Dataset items
#####
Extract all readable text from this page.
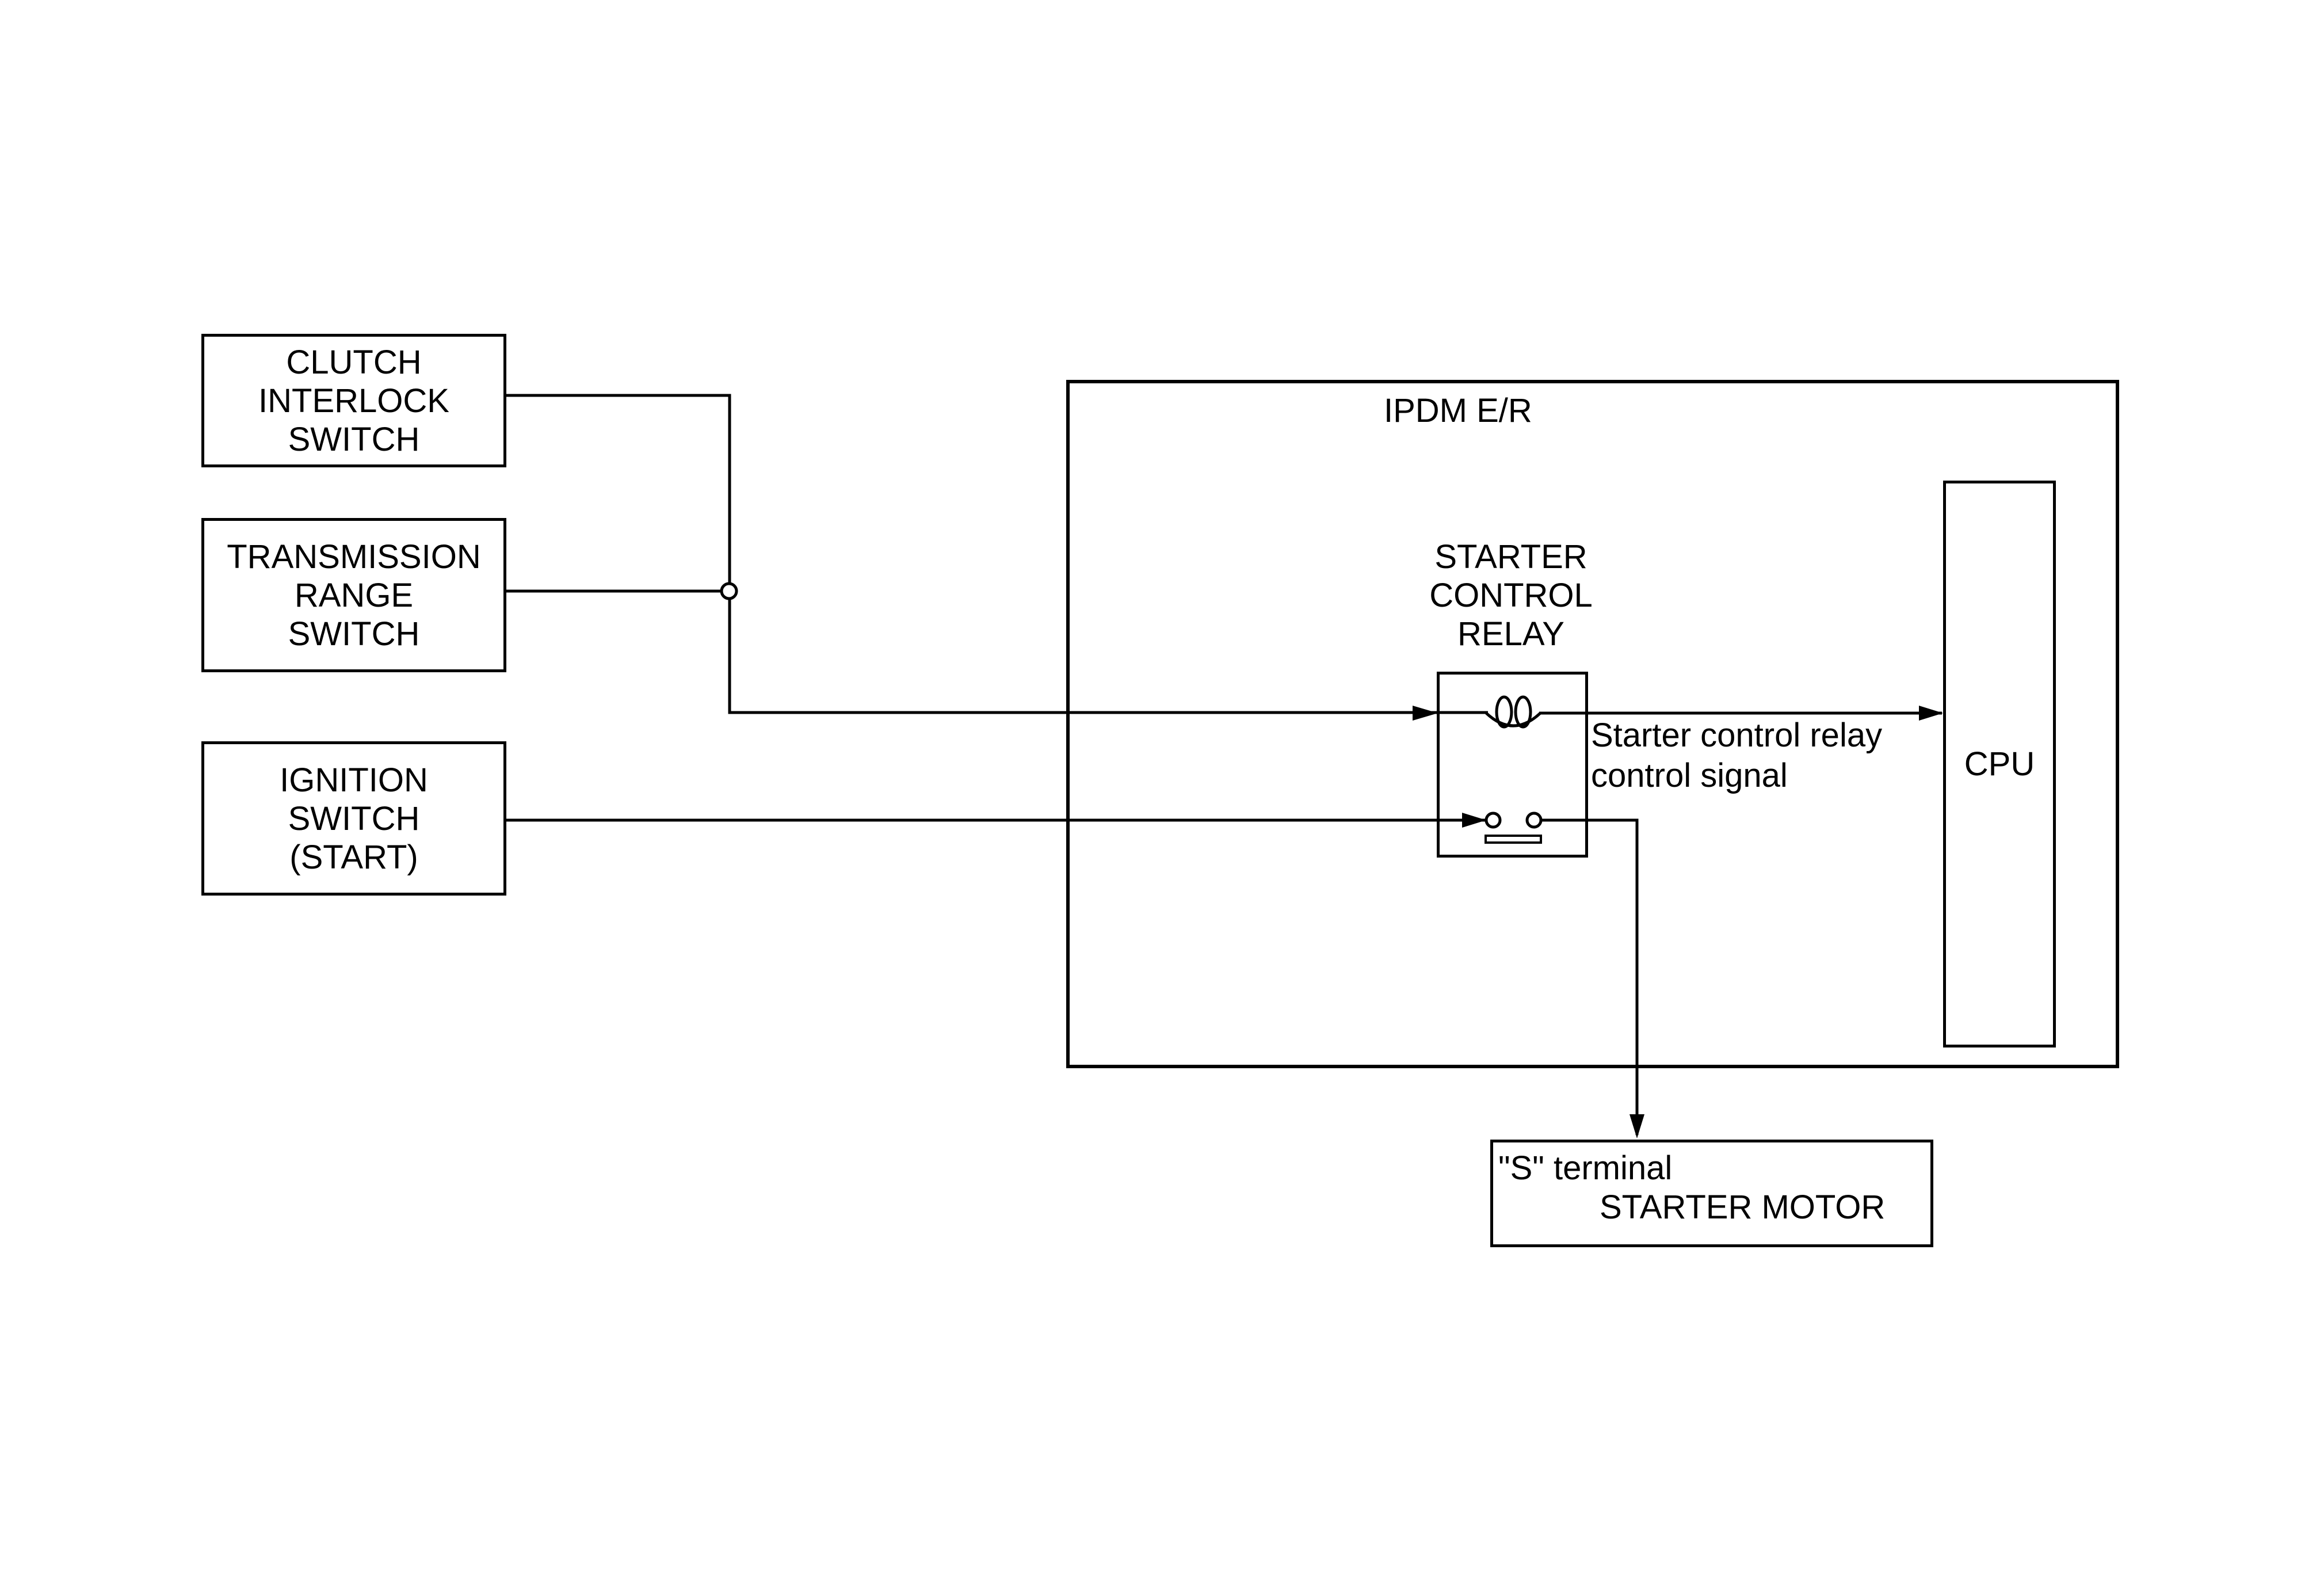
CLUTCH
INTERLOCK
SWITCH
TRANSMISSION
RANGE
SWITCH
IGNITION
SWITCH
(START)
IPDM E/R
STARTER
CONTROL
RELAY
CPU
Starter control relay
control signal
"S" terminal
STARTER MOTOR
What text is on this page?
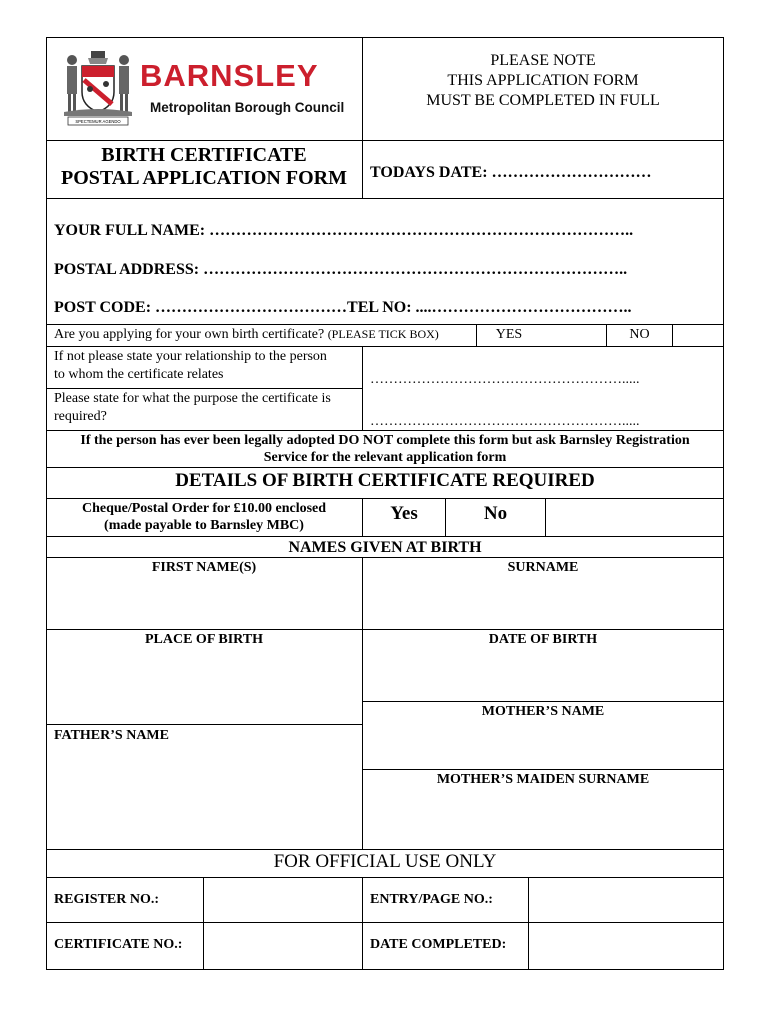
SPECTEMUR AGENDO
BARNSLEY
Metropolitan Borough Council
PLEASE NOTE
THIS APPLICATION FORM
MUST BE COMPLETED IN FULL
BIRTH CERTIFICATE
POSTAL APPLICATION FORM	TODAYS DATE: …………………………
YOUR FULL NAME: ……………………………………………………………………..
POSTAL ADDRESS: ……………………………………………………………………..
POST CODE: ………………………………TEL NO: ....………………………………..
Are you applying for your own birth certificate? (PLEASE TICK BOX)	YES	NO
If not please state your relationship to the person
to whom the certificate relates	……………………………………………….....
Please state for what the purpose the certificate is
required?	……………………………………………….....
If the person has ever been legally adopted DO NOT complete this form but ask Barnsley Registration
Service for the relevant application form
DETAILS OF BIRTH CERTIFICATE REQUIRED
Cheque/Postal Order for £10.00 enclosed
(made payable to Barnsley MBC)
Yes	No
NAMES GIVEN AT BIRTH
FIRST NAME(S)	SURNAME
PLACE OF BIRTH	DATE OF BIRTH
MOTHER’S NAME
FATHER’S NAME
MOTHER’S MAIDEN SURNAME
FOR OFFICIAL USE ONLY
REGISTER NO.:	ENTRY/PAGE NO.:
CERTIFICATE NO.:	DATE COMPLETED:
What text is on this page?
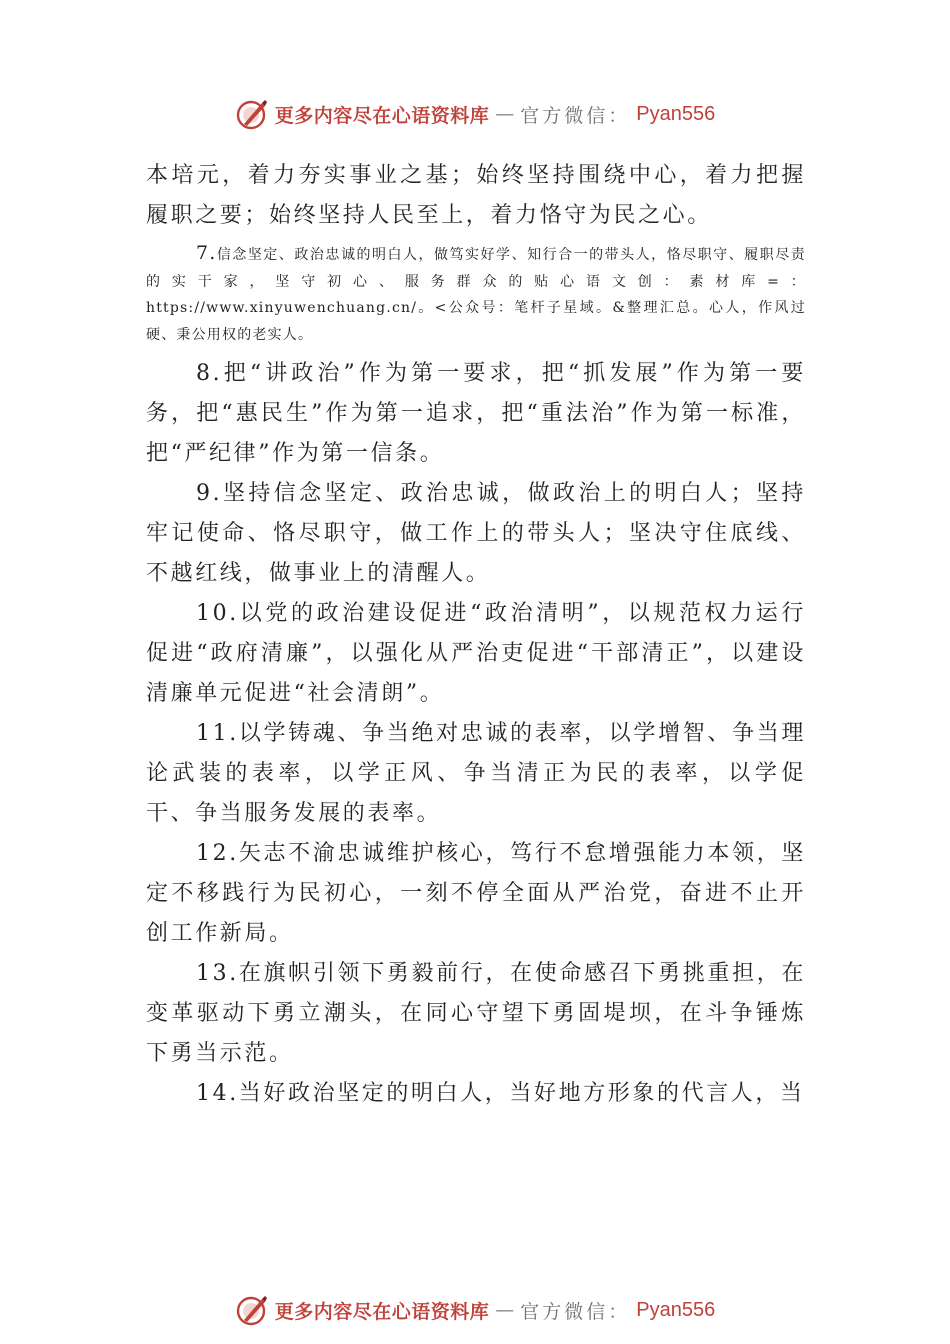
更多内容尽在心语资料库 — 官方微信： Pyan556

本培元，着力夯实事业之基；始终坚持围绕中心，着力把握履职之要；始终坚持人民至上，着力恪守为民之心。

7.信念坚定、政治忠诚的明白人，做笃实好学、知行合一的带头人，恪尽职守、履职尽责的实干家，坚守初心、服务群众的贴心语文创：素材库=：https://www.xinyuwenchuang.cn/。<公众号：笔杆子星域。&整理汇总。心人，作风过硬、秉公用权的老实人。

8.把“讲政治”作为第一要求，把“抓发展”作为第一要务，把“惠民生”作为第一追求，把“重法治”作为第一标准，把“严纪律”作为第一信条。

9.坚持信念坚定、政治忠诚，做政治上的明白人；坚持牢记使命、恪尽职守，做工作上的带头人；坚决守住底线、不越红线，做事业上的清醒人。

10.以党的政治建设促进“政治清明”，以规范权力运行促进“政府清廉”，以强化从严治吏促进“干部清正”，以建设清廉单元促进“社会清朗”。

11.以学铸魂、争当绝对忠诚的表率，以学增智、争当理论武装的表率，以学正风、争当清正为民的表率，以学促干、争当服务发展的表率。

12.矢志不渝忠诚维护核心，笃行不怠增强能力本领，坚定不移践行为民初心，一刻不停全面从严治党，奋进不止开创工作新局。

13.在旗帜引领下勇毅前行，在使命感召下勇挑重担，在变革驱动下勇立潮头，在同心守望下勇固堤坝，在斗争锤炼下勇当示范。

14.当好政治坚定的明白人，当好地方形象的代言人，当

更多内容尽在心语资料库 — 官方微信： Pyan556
#####
-- WHAT THE TASK ASKS --
Write out every line of the listing that holds the word "MOTHER".

-- ANSWER TO THE EXERCISE --
MOTHER’S NAME
MOTHER’S MAIDEN SURNAME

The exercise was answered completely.